Problem to solve:
Extract all of the entries and give them again, word for word.
##### Information given #####
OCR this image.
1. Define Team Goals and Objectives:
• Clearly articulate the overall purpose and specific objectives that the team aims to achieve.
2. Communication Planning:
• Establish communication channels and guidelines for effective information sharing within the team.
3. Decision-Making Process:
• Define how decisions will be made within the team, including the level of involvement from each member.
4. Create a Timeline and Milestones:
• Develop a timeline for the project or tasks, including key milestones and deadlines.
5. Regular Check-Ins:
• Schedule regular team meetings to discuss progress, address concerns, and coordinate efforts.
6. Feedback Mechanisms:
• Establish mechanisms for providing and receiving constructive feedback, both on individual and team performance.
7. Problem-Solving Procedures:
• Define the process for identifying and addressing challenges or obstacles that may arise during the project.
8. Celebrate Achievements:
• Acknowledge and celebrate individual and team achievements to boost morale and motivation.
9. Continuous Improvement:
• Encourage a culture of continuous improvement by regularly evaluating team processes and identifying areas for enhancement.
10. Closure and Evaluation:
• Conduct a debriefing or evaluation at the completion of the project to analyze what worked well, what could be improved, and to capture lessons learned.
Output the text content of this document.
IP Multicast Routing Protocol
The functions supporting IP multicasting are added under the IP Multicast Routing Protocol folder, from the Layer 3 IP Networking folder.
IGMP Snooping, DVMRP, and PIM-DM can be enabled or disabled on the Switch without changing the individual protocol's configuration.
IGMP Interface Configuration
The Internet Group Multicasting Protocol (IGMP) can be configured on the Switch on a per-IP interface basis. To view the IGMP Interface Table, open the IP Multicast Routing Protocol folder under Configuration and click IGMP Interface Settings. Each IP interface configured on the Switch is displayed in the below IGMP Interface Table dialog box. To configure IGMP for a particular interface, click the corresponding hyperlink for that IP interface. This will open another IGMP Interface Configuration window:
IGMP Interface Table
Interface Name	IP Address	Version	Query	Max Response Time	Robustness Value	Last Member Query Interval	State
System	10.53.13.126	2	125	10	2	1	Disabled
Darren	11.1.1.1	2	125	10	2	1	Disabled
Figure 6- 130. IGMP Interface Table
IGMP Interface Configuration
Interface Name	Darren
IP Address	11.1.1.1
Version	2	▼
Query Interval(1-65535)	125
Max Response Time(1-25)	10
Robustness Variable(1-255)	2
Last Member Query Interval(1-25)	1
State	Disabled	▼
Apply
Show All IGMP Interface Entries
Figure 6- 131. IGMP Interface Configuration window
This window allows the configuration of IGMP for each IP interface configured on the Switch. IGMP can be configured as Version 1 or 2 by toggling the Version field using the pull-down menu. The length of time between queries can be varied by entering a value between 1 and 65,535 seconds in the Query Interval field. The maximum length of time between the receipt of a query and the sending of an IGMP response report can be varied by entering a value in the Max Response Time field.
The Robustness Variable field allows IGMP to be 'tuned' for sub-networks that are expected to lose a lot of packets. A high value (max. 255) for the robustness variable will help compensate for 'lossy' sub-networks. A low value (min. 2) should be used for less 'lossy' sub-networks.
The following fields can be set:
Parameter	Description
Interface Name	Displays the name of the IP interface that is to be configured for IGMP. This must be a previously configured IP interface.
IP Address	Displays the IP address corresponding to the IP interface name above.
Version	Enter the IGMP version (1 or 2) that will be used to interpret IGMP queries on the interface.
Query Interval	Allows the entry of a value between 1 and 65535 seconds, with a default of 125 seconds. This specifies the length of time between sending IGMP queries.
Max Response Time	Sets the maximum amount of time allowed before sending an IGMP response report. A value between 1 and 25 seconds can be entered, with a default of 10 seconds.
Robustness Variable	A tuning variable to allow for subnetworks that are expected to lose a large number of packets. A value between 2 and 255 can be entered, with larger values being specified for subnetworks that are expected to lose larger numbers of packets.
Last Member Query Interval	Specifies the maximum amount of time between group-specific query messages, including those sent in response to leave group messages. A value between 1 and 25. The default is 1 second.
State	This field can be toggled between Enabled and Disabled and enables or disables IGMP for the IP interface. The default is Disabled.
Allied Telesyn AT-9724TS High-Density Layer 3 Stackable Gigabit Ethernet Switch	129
#####
Reply to the task:
OCR this image.
1. Define Team Goals and Objectives:
• Clearly articulate the overall purpose and specific objectives that the team aims to achieve.
2. Communication Planning:
• Establish communication channels and guidelines for effective information sharing within the team.
3. Decision-Making Process:
• Define how decisions will be made within the team, including the level of involvement from each member.
4. Create a Timeline and Milestones:
• Develop a timeline for the project or tasks, including key milestones and deadlines.
5. Regular Check-Ins:
• Schedule regular team meetings to discuss progress, address concerns, and coordinate efforts.
6. Feedback Mechanisms:
• Establish mechanisms for providing and receiving constructive feedback, both on individual and team performance.
7. Problem-Solving Procedures:
• Define the process for identifying and addressing challenges or obstacles that may arise during the project.
8. Celebrate Achievements:
• Acknowledge and celebrate individual and team achievements to boost morale and motivation.
9. Continuous Improvement:
• Encourage a culture of continuous improvement by regularly evaluating team processes and identifying areas for enhancement.
10. Closure and Evaluation:
• Conduct a debriefing or evaluation at the completion of the project to analyze what worked well, what could be improved, and to capture lessons learned.
Output the text content of this document.
IP Multicast Routing Protocol
The functions supporting IP multicasting are added under the IP Multicast Routing Protocol folder, from the Layer 3 IP Networking folder.
IGMP Snooping, DVMRP, and PIM-DM can be enabled or disabled on the Switch without changing the individual protocol's configuration.
IGMP Interface Configuration
The Internet Group Multicasting Protocol (IGMP) can be configured on the Switch on a per-IP interface basis. To view the IGMP Interface Table, open the IP Multicast Routing Protocol folder under Configuration and click IGMP Interface Settings. Each IP interface configured on the Switch is displayed in the below IGMP Interface Table dialog box. To configure IGMP for a particular interface, click the corresponding hyperlink for that IP interface. This will open another IGMP Interface Configuration window:
IGMP Interface Table
Interface Name	IP Address	Version	Query	Max Response Time	Robustness Value	Last Member Query Interval	State
System	10.53.13.126	2	125	10	2	1	Disabled
Darren	11.1.1.1	2	125	10	2	1	Disabled
Figure 6- 130. IGMP Interface Table
IGMP Interface Configuration
Interface Name	Darren
IP Address	11.1.1.1
Version	2	▼
Query Interval(1-65535)	125
Max Response Time(1-25)	10
Robustness Variable(1-255)	2
Last Member Query Interval(1-25)	1
State	Disabled	▼
Apply
Show All IGMP Interface Entries
Figure 6- 131. IGMP Interface Configuration window
This window allows the configuration of IGMP for each IP interface configured on the Switch. IGMP can be configured as Version 1 or 2 by toggling the Version field using the pull-down menu. The length of time between queries can be varied by entering a value between 1 and 65,535 seconds in the Query Interval field. The maximum length of time between the receipt of a query and the sending of an IGMP response report can be varied by entering a value in the Max Response Time field.
The Robustness Variable field allows IGMP to be 'tuned' for sub-networks that are expected to lose a lot of packets. A high value (max. 255) for the robustness variable will help compensate for 'lossy' sub-networks. A low value (min. 2) should be used for less 'lossy' sub-networks.
The following fields can be set:
Parameter	Description
Interface Name	Displays the name of the IP interface that is to be configured for IGMP. This must be a previously configured IP interface.
IP Address	Displays the IP address corresponding to the IP interface name above.
Version	Enter the IGMP version (1 or 2) that will be used to interpret IGMP queries on the interface.
Query Interval	Allows the entry of a value between 1 and 65535 seconds, with a default of 125 seconds. This specifies the length of time between sending IGMP queries.
Max Response Time	Sets the maximum amount of time allowed before sending an IGMP response report. A value between 1 and 25 seconds can be entered, with a default of 10 seconds.
Robustness Variable	A tuning variable to allow for subnetworks that are expected to lose a large number of packets. A value between 2 and 255 can be entered, with larger values being specified for subnetworks that are expected to lose larger numbers of packets.
Last Member Query Interval	Specifies the maximum amount of time between group-specific query messages, including those sent in response to leave group messages. A value between 1 and 25. The default is 1 second.
State	This field can be toggled between Enabled and Disabled and enables or disables IGMP for the IP interface. The default is Disabled.
Allied Telesyn AT-9724TS High-Density Layer 3 Stackable Gigabit Ethernet Switch	129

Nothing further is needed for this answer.